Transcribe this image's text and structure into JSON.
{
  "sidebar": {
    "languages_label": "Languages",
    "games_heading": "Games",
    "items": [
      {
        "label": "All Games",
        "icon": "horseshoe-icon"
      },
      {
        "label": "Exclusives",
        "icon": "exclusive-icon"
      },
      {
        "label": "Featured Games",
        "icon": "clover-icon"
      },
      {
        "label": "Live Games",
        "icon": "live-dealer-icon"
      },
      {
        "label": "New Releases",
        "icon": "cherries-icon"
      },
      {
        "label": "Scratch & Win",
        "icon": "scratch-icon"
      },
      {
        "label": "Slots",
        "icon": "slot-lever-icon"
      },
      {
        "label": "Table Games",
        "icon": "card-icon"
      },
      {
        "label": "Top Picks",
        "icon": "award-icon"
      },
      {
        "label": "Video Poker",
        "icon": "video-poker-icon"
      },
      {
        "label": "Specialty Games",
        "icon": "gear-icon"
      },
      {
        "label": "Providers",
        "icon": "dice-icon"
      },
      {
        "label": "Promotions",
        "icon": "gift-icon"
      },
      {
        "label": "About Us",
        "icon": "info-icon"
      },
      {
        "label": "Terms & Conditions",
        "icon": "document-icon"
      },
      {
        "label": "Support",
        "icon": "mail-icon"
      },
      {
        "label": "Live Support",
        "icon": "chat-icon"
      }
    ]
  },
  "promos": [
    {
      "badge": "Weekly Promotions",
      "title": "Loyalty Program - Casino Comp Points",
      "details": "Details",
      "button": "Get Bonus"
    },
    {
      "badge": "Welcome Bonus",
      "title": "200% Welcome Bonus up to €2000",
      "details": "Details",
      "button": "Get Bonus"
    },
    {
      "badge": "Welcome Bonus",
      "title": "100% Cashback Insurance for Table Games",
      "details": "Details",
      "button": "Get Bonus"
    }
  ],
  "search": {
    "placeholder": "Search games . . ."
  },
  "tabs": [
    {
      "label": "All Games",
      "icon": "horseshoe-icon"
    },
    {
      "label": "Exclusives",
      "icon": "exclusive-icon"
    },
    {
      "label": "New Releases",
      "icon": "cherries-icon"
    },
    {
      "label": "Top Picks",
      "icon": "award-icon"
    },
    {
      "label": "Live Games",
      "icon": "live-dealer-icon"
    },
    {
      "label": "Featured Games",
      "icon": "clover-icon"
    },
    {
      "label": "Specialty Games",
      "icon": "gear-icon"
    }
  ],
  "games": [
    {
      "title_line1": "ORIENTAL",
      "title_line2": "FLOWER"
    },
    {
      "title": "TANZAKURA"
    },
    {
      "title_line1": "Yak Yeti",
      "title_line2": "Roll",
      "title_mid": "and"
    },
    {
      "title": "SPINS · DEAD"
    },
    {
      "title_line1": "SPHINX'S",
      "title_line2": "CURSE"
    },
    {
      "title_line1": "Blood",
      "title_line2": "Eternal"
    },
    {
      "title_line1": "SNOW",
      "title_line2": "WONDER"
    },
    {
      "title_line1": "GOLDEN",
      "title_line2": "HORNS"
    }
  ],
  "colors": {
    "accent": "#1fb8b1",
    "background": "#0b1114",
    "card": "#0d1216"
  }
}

• **AIM OF THE EXERCISE**:
Restate every line of the data word for word.

• **THE OUTPUT**:
Transcribe this image's text and structure into JSON.
{
  "sidebar": {
    "languages_label": "Languages",
    "games_heading": "Games",
    "items": [
      {
        "label": "All Games",
        "icon": "horseshoe-icon"
      },
      {
        "label": "Exclusives",
        "icon": "exclusive-icon"
      },
      {
        "label": "Featured Games",
        "icon": "clover-icon"
      },
      {
        "label": "Live Games",
        "icon": "live-dealer-icon"
      },
      {
        "label": "New Releases",
        "icon": "cherries-icon"
      },
      {
        "label": "Scratch & Win",
        "icon": "scratch-icon"
      },
      {
        "label": "Slots",
        "icon": "slot-lever-icon"
      },
      {
        "label": "Table Games",
        "icon": "card-icon"
      },
      {
        "label": "Top Picks",
        "icon": "award-icon"
      },
      {
        "label": "Video Poker",
        "icon": "video-poker-icon"
      },
      {
        "label": "Specialty Games",
        "icon": "gear-icon"
      },
      {
        "label": "Providers",
        "icon": "dice-icon"
      },
      {
        "label": "Promotions",
        "icon": "gift-icon"
      },
      {
        "label": "About Us",
        "icon": "info-icon"
      },
      {
        "label": "Terms & Conditions",
        "icon": "document-icon"
      },
      {
        "label": "Support",
        "icon": "mail-icon"
      },
      {
        "label": "Live Support",
        "icon": "chat-icon"
      }
    ]
  },
  "promos": [
    {
      "badge": "Weekly Promotions",
      "title": "Loyalty Program - Casino Comp Points",
      "details": "Details",
      "button": "Get Bonus"
    },
    {
      "badge": "Welcome Bonus",
      "title": "200% Welcome Bonus up to €2000",
      "details": "Details",
      "button": "Get Bonus"
    },
    {
      "badge": "Welcome Bonus",
      "title": "100% Cashback Insurance for Table Games",
      "details": "Details",
      "button": "Get Bonus"
    }
  ],
  "search": {
    "placeholder": "Search games . . ."
  },
  "tabs": [
    {
      "label": "All Games",
      "icon": "horseshoe-icon"
    },
    {
      "label": "Exclusives",
      "icon": "exclusive-icon"
    },
    {
      "label": "New Releases",
      "icon": "cherries-icon"
    },
    {
      "label": "Top Picks",
      "icon": "award-icon"
    },
    {
      "label": "Live Games",
      "icon": "live-dealer-icon"
    },
    {
      "label": "Featured Games",
      "icon": "clover-icon"
    },
    {
      "label": "Specialty Games",
      "icon": "gear-icon"
    }
  ],
  "games": [
    {
      "title_line1": "ORIENTAL",
      "title_line2": "FLOWER"
    },
    {
      "title": "TANZAKURA"
    },
    {
      "title_line1": "Yak Yeti",
      "title_line2": "Roll",
      "title_mid": "and"
    },
    {
      "title": "SPINS · DEAD"
    },
    {
      "title_line1": "SPHINX'S",
      "title_line2": "CURSE"
    },
    {
      "title_line1": "Blood",
      "title_line2": "Eternal"
    },
    {
      "title_line1": "SNOW",
      "title_line2": "WONDER"
    },
    {
      "title_line1": "GOLDEN",
      "title_line2": "HORNS"
    }
  ],
  "colors": {
    "accent": "#1fb8b1",
    "background": "#0b1114",
    "card": "#0d1216"
  }
}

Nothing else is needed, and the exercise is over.